#### Material for this task ####
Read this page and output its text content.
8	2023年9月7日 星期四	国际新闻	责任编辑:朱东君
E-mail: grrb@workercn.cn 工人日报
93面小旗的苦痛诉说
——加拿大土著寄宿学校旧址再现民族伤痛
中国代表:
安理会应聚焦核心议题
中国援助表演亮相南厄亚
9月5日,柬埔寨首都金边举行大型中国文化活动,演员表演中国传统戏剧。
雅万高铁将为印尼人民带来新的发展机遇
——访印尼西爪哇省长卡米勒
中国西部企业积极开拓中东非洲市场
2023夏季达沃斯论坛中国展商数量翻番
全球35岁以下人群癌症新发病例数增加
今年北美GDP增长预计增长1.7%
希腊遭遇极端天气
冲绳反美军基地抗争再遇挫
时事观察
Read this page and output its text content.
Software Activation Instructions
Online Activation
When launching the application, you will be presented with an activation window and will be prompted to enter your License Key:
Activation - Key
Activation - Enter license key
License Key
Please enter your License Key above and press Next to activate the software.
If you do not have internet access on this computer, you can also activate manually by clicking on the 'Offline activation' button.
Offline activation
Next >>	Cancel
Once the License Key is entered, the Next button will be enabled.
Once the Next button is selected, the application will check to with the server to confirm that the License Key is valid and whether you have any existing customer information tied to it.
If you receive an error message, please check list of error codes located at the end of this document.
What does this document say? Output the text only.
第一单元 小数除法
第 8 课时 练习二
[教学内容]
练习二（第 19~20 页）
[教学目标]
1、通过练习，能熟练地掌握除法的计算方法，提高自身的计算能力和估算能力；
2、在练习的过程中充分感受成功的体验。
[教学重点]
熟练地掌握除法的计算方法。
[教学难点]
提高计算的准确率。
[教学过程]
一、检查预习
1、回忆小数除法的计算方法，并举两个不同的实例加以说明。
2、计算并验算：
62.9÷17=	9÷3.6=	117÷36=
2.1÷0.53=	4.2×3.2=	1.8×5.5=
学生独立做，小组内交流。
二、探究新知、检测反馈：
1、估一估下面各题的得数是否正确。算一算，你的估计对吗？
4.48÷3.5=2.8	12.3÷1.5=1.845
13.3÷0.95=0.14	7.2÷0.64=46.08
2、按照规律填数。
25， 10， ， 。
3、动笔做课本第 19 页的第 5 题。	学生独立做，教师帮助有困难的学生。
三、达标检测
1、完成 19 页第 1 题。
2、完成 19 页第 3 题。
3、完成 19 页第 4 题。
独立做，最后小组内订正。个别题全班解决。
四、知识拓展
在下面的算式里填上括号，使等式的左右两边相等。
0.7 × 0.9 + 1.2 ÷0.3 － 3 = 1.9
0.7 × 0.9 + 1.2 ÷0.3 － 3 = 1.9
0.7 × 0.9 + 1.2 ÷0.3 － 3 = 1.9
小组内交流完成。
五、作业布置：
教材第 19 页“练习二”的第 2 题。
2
####
* **Task requirements**: Every line from the one containing "What does this" through the last line must be copied exactly; leave out the rest.

* **Correct output**:
What does this document say? Output the text only.
第一单元 小数除法
第 8 课时 练习二
[教学内容]
练习二（第 19~20 页）
[教学目标]
1、通过练习，能熟练地掌握除法的计算方法，提高自身的计算能力和估算能力；
2、在练习的过程中充分感受成功的体验。
[教学重点]
熟练地掌握除法的计算方法。
[教学难点]
提高计算的准确率。
[教学过程]
一、检查预习
1、回忆小数除法的计算方法，并举两个不同的实例加以说明。
2、计算并验算：
62.9÷17=	9÷3.6=	117÷36=
2.1÷0.53=	4.2×3.2=	1.8×5.5=
学生独立做，小组内交流。
二、探究新知、检测反馈：
1、估一估下面各题的得数是否正确。算一算，你的估计对吗？
4.48÷3.5=2.8	12.3÷1.5=1.845
13.3÷0.95=0.14	7.2÷0.64=46.08
2、按照规律填数。
25， 10， ， 。
3、动笔做课本第 19 页的第 5 题。	学生独立做，教师帮助有困难的学生。
三、达标检测
1、完成 19 页第 1 题。
2、完成 19 页第 3 题。
3、完成 19 页第 4 题。
独立做，最后小组内订正。个别题全班解决。
四、知识拓展
在下面的算式里填上括号，使等式的左右两边相等。
0.7 × 0.9 + 1.2 ÷0.3 － 3 = 1.9
0.7 × 0.9 + 1.2 ÷0.3 － 3 = 1.9
0.7 × 0.9 + 1.2 ÷0.3 － 3 = 1.9
小组内交流完成。
五、作业布置：
教材第 19 页“练习二”的第 2 题。
2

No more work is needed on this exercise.